_Figure record extracts:_
==*==
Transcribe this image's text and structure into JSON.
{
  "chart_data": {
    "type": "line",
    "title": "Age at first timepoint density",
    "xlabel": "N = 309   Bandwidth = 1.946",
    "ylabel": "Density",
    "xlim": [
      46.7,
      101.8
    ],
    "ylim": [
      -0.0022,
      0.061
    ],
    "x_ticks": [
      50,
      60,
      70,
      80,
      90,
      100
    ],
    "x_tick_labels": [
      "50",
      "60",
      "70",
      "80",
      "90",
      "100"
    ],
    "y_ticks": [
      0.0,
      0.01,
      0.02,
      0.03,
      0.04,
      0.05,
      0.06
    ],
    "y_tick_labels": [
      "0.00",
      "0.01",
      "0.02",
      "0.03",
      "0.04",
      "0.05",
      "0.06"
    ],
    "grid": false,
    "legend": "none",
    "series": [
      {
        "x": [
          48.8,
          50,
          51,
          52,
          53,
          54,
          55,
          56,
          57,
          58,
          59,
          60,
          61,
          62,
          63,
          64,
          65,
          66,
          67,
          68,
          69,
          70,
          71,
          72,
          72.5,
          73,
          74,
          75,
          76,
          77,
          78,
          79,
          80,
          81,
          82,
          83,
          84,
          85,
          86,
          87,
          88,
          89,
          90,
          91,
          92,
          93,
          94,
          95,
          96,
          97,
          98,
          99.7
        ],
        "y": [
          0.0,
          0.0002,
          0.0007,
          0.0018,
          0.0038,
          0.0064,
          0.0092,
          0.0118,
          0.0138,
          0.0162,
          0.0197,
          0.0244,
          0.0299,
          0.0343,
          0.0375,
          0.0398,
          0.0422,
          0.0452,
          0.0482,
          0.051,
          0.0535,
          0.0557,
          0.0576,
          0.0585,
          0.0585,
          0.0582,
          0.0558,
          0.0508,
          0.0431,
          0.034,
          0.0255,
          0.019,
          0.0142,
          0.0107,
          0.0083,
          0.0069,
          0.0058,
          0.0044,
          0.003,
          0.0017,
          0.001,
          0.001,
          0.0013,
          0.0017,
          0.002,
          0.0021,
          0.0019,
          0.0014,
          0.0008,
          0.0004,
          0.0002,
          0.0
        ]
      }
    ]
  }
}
==*==
_Task brief:_ Write out every entry verbatim.

_Exercise result:_
Transcribe this image's text and structure into JSON.
{
  "chart_data": {
    "type": "line",
    "title": "Age at first timepoint density",
    "xlabel": "N = 309   Bandwidth = 1.946",
    "ylabel": "Density",
    "xlim": [
      46.7,
      101.8
    ],
    "ylim": [
      -0.0022,
      0.061
    ],
    "x_ticks": [
      50,
      60,
      70,
      80,
      90,
      100
    ],
    "x_tick_labels": [
      "50",
      "60",
      "70",
      "80",
      "90",
      "100"
    ],
    "y_ticks": [
      0.0,
      0.01,
      0.02,
      0.03,
      0.04,
      0.05,
      0.06
    ],
    "y_tick_labels": [
      "0.00",
      "0.01",
      "0.02",
      "0.03",
      "0.04",
      "0.05",
      "0.06"
    ],
    "grid": false,
    "legend": "none",
    "series": [
      {
        "x": [
          48.8,
          50,
          51,
          52,
          53,
          54,
          55,
          56,
          57,
          58,
          59,
          60,
          61,
          62,
          63,
          64,
          65,
          66,
          67,
          68,
          69,
          70,
          71,
          72,
          72.5,
          73,
          74,
          75,
          76,
          77,
          78,
          79,
          80,
          81,
          82,
          83,
          84,
          85,
          86,
          87,
          88,
          89,
          90,
          91,
          92,
          93,
          94,
          95,
          96,
          97,
          98,
          99.7
        ],
        "y": [
          0.0,
          0.0002,
          0.0007,
          0.0018,
          0.0038,
          0.0064,
          0.0092,
          0.0118,
          0.0138,
          0.0162,
          0.0197,
          0.0244,
          0.0299,
          0.0343,
          0.0375,
          0.0398,
          0.0422,
          0.0452,
          0.0482,
          0.051,
          0.0535,
          0.0557,
          0.0576,
          0.0585,
          0.0585,
          0.0582,
          0.0558,
          0.0508,
          0.0431,
          0.034,
          0.0255,
          0.019,
          0.0142,
          0.0107,
          0.0083,
          0.0069,
          0.0058,
          0.0044,
          0.003,
          0.0017,
          0.001,
          0.001,
          0.0013,
          0.0017,
          0.002,
          0.0021,
          0.0019,
          0.0014,
          0.0008,
          0.0004,
          0.0002,
          0.0
        ]
      }
    ]
  }
}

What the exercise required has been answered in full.